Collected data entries
* * * * *

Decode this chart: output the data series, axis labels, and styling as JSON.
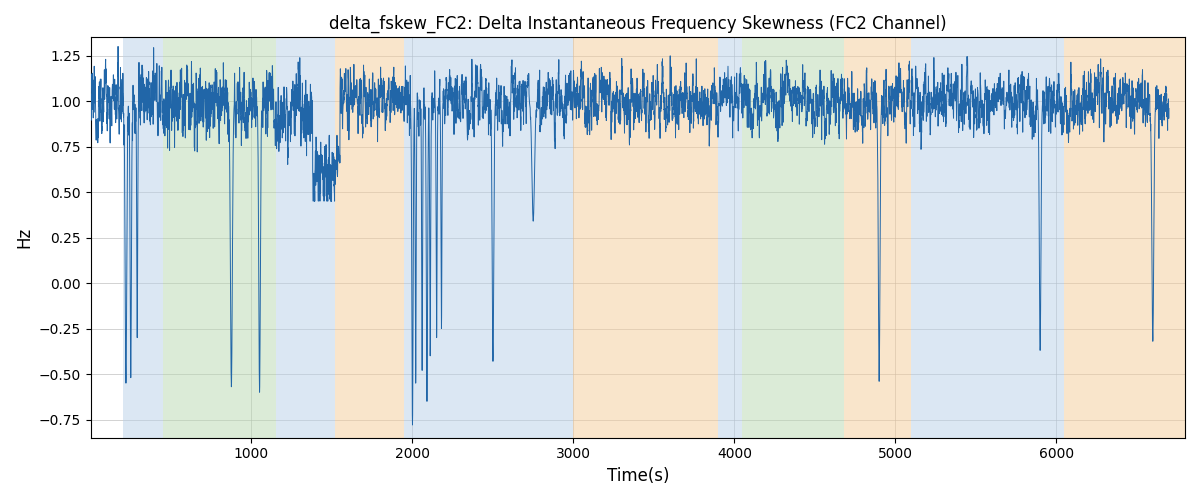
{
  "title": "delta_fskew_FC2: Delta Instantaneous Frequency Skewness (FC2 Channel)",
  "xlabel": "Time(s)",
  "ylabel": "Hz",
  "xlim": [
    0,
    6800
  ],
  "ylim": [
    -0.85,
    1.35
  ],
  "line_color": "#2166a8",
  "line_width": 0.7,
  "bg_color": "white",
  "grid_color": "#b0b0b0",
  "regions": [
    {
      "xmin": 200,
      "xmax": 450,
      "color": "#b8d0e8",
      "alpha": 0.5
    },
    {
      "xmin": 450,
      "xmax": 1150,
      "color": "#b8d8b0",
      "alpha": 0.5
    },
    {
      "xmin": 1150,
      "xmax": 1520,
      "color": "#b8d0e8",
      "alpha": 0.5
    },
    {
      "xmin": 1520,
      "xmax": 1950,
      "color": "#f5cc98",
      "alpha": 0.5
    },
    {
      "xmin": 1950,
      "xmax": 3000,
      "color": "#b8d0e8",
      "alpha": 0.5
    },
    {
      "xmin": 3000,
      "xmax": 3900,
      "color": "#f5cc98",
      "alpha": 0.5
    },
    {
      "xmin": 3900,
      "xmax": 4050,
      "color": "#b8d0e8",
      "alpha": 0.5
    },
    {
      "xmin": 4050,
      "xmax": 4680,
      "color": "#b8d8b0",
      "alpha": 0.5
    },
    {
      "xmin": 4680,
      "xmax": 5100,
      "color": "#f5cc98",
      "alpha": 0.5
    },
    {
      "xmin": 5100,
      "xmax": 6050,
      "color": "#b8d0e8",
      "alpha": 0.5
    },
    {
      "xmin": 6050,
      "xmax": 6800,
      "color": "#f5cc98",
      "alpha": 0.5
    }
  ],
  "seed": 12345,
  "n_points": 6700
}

* * * * *

■ Do this: Leave the pictures out and reproduce all of the records exactly.

■ Task output:
Decode this chart: output the data series, axis labels, and styling as JSON.
{
  "title": "delta_fskew_FC2: Delta Instantaneous Frequency Skewness (FC2 Channel)",
  "xlabel": "Time(s)",
  "ylabel": "Hz",
  "xlim": [
    0,
    6800
  ],
  "ylim": [
    -0.85,
    1.35
  ],
  "line_color": "#2166a8",
  "line_width": 0.7,
  "bg_color": "white",
  "grid_color": "#b0b0b0",
  "regions": [
    {
      "xmin": 200,
      "xmax": 450,
      "color": "#b8d0e8",
      "alpha": 0.5
    },
    {
      "xmin": 450,
      "xmax": 1150,
      "color": "#b8d8b0",
      "alpha": 0.5
    },
    {
      "xmin": 1150,
      "xmax": 1520,
      "color": "#b8d0e8",
      "alpha": 0.5
    },
    {
      "xmin": 1520,
      "xmax": 1950,
      "color": "#f5cc98",
      "alpha": 0.5
    },
    {
      "xmin": 1950,
      "xmax": 3000,
      "color": "#b8d0e8",
      "alpha": 0.5
    },
    {
      "xmin": 3000,
      "xmax": 3900,
      "color": "#f5cc98",
      "alpha": 0.5
    },
    {
      "xmin": 3900,
      "xmax": 4050,
      "color": "#b8d0e8",
      "alpha": 0.5
    },
    {
      "xmin": 4050,
      "xmax": 4680,
      "color": "#b8d8b0",
      "alpha": 0.5
    },
    {
      "xmin": 4680,
      "xmax": 5100,
      "color": "#f5cc98",
      "alpha": 0.5
    },
    {
      "xmin": 5100,
      "xmax": 6050,
      "color": "#b8d0e8",
      "alpha": 0.5
    },
    {
      "xmin": 6050,
      "xmax": 6800,
      "color": "#f5cc98",
      "alpha": 0.5
    }
  ],
  "seed": 12345,
  "n_points": 6700
}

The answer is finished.